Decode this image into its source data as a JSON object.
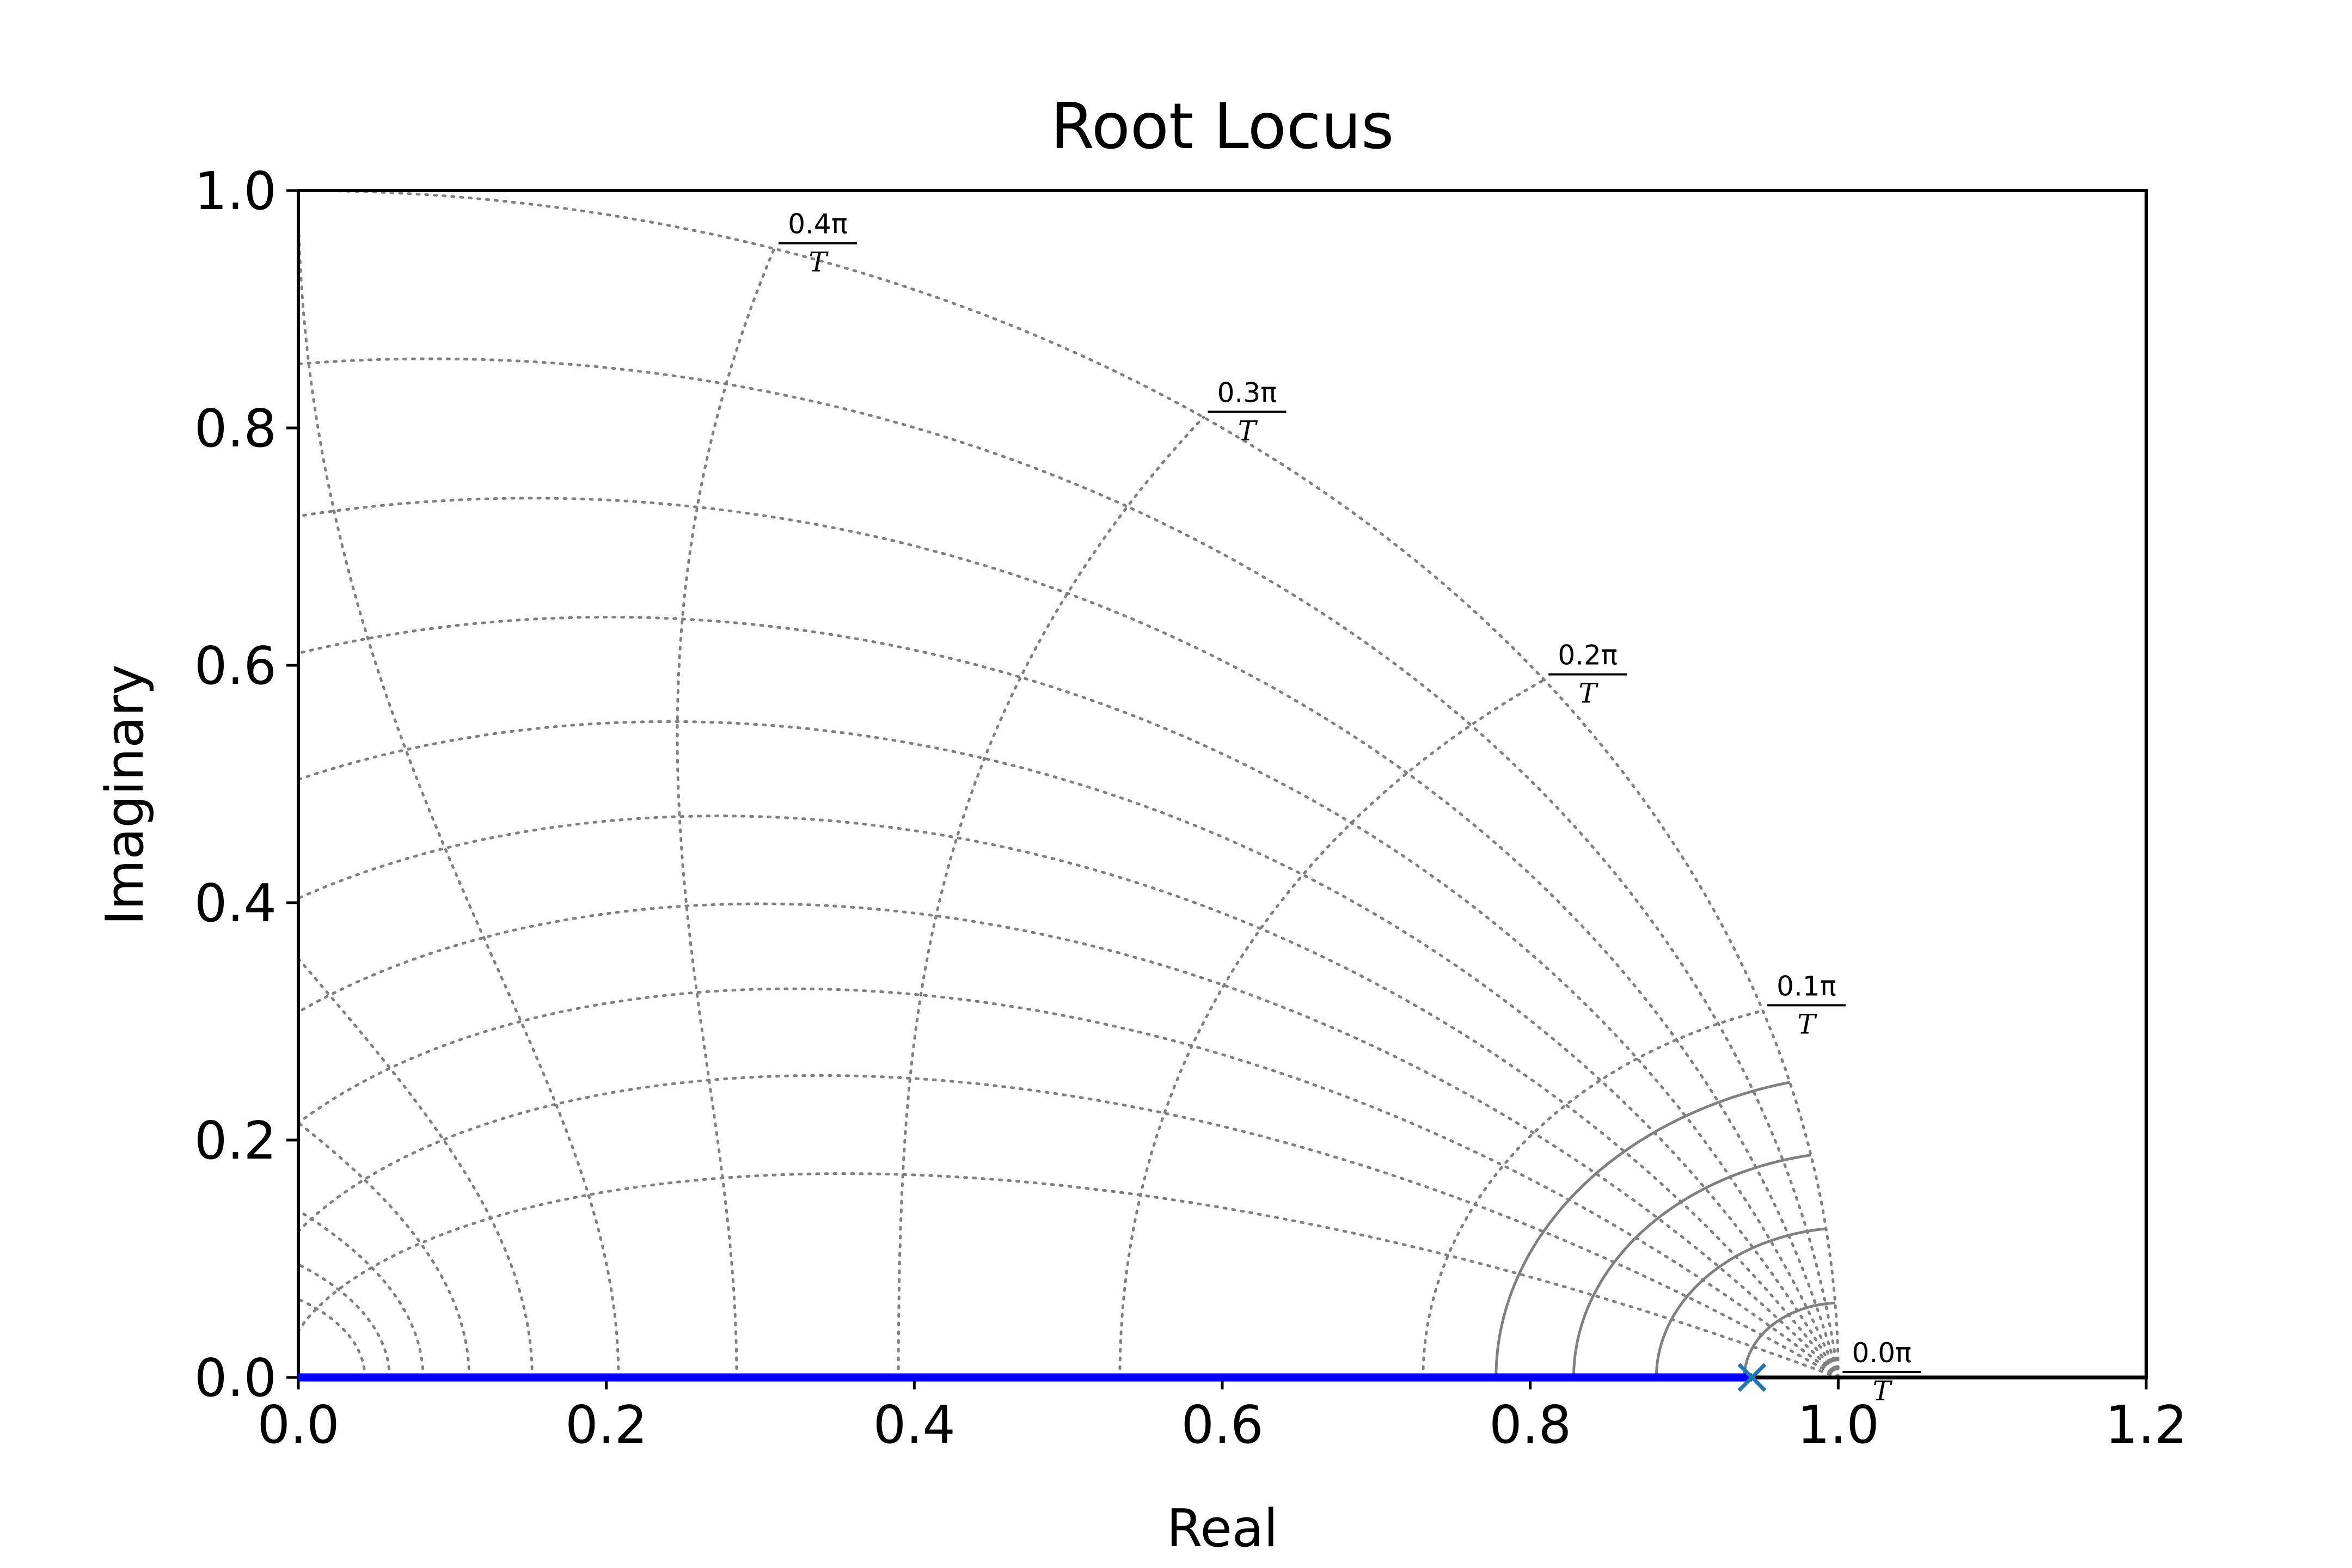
{
  "chart_data": {
    "type": "line",
    "title": "Root Locus",
    "xlabel": "Real",
    "ylabel": "Imaginary",
    "xlim": [
      0.0,
      1.2
    ],
    "ylim": [
      0.0,
      1.0
    ],
    "x_ticks": [
      "0.0",
      "0.2",
      "0.4",
      "0.6",
      "0.8",
      "1.0",
      "1.2"
    ],
    "y_ticks": [
      "0.0",
      "0.2",
      "0.4",
      "0.6",
      "0.8",
      "1.0"
    ],
    "grid": "z-plane damping and natural frequency grid (dotted)",
    "series": [
      {
        "type": "locus",
        "color": "#0000ff",
        "x": [
          0.0,
          0.944
        ],
        "y": [
          0.0,
          0.0
        ]
      }
    ],
    "poles": [
      {
        "x": 0.944,
        "y": 0.0,
        "marker": "x",
        "color": "#1f77b4"
      }
    ],
    "frequency_labels": [
      {
        "numerator": "0.0π",
        "denominator": "T",
        "value": 0.0
      },
      {
        "numerator": "0.1π",
        "denominator": "T",
        "value": 0.1
      },
      {
        "numerator": "0.2π",
        "denominator": "T",
        "value": 0.2
      },
      {
        "numerator": "0.3π",
        "denominator": "T",
        "value": 0.3
      },
      {
        "numerator": "0.4π",
        "denominator": "T",
        "value": 0.4
      }
    ],
    "damping_ratios": [
      0.0,
      0.1,
      0.2,
      0.3,
      0.4,
      0.5,
      0.6,
      0.7,
      0.8,
      0.9
    ],
    "grid_color": "#808080",
    "axis_color": "#000000"
  }
}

####################

● Set exercise
Exact duplication of all the records is required; pictures are omitted from the copy.

● Task answer
Decode this image into its source data as a JSON object.
{
  "chart_data": {
    "type": "line",
    "title": "Root Locus",
    "xlabel": "Real",
    "ylabel": "Imaginary",
    "xlim": [
      0.0,
      1.2
    ],
    "ylim": [
      0.0,
      1.0
    ],
    "x_ticks": [
      "0.0",
      "0.2",
      "0.4",
      "0.6",
      "0.8",
      "1.0",
      "1.2"
    ],
    "y_ticks": [
      "0.0",
      "0.2",
      "0.4",
      "0.6",
      "0.8",
      "1.0"
    ],
    "grid": "z-plane damping and natural frequency grid (dotted)",
    "series": [
      {
        "type": "locus",
        "color": "#0000ff",
        "x": [
          0.0,
          0.944
        ],
        "y": [
          0.0,
          0.0
        ]
      }
    ],
    "poles": [
      {
        "x": 0.944,
        "y": 0.0,
        "marker": "x",
        "color": "#1f77b4"
      }
    ],
    "frequency_labels": [
      {
        "numerator": "0.0π",
        "denominator": "T",
        "value": 0.0
      },
      {
        "numerator": "0.1π",
        "denominator": "T",
        "value": 0.1
      },
      {
        "numerator": "0.2π",
        "denominator": "T",
        "value": 0.2
      },
      {
        "numerator": "0.3π",
        "denominator": "T",
        "value": 0.3
      },
      {
        "numerator": "0.4π",
        "denominator": "T",
        "value": 0.4
      }
    ],
    "damping_ratios": [
      0.0,
      0.1,
      0.2,
      0.3,
      0.4,
      0.5,
      0.6,
      0.7,
      0.8,
      0.9
    ],
    "grid_color": "#808080",
    "axis_color": "#000000"
  }
}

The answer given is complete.